▶ **YOUR GOAL**
Reproduce every entry that follows word for word, but omit the images.

[START OF EXERCISE MATERIAL]

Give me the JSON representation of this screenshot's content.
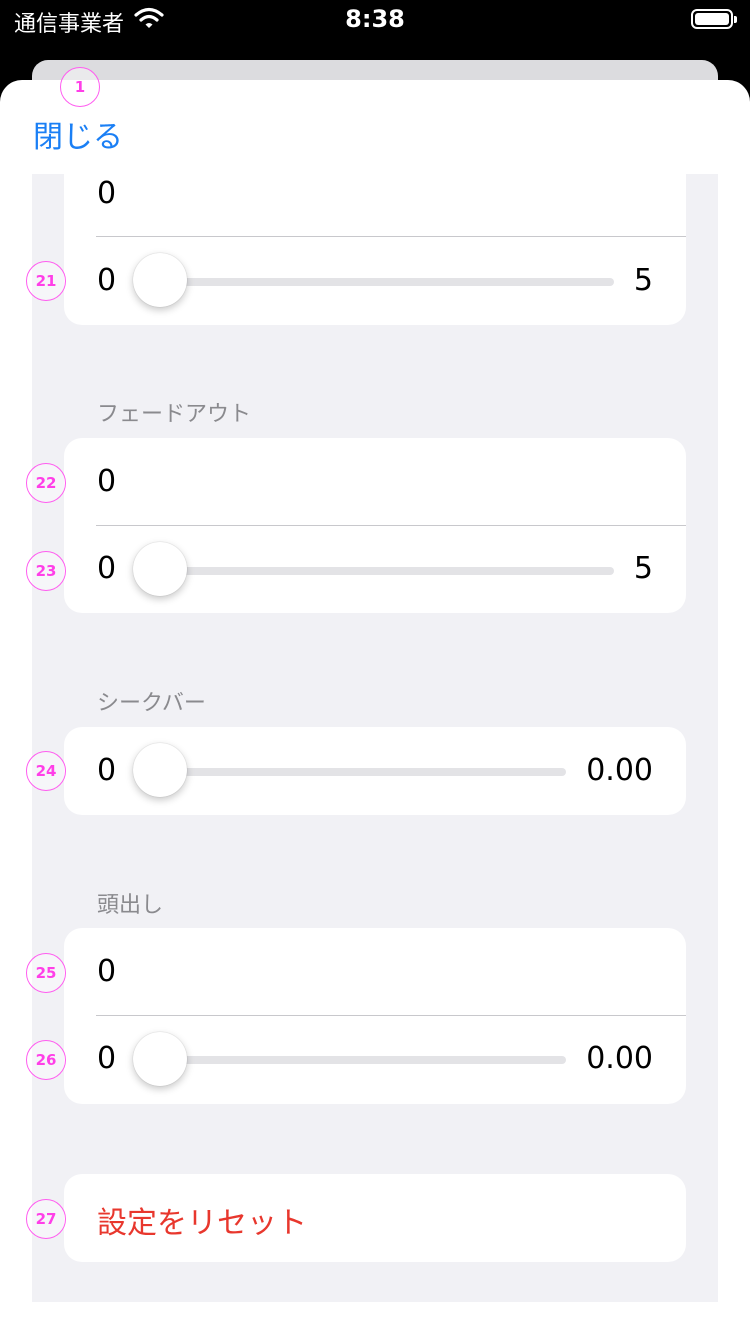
{
  "status_bar": {
    "carrier": "通信事業者",
    "time": "8:38"
  },
  "nav": {
    "close_label": "閉じる"
  },
  "badges": {
    "b1": "1",
    "b21": "21",
    "b22": "22",
    "b23": "23",
    "b24": "24",
    "b25": "25",
    "b26": "26",
    "b27": "27"
  },
  "top_card": {
    "value": "0",
    "slider": {
      "min": "0",
      "max": "5",
      "value": 0
    }
  },
  "fade_out": {
    "header": "フェードアウト",
    "value": "0",
    "slider": {
      "min": "0",
      "max": "5",
      "value": 0
    }
  },
  "seek_bar": {
    "header": "シークバー",
    "slider": {
      "min": "0",
      "max": "0.00",
      "value": 0
    }
  },
  "cue": {
    "header": "頭出し",
    "value": "0",
    "slider": {
      "min": "0",
      "max": "0.00",
      "value": 0
    }
  },
  "reset": {
    "label": "設定をリセット"
  },
  "colors": {
    "accent": "#1a7ff5",
    "destructive": "#e8372d",
    "badge": "#ff3fe8"
  }
}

[END OF EXERCISE MATERIAL]

▶ **FINAL RESULT**
Give me the JSON representation of this screenshot's content.
{
  "status_bar": {
    "carrier": "通信事業者",
    "time": "8:38"
  },
  "nav": {
    "close_label": "閉じる"
  },
  "badges": {
    "b1": "1",
    "b21": "21",
    "b22": "22",
    "b23": "23",
    "b24": "24",
    "b25": "25",
    "b26": "26",
    "b27": "27"
  },
  "top_card": {
    "value": "0",
    "slider": {
      "min": "0",
      "max": "5",
      "value": 0
    }
  },
  "fade_out": {
    "header": "フェードアウト",
    "value": "0",
    "slider": {
      "min": "0",
      "max": "5",
      "value": 0
    }
  },
  "seek_bar": {
    "header": "シークバー",
    "slider": {
      "min": "0",
      "max": "0.00",
      "value": 0
    }
  },
  "cue": {
    "header": "頭出し",
    "value": "0",
    "slider": {
      "min": "0",
      "max": "0.00",
      "value": 0
    }
  },
  "reset": {
    "label": "設定をリセット"
  },
  "colors": {
    "accent": "#1a7ff5",
    "destructive": "#e8372d",
    "badge": "#ff3fe8"
  }
}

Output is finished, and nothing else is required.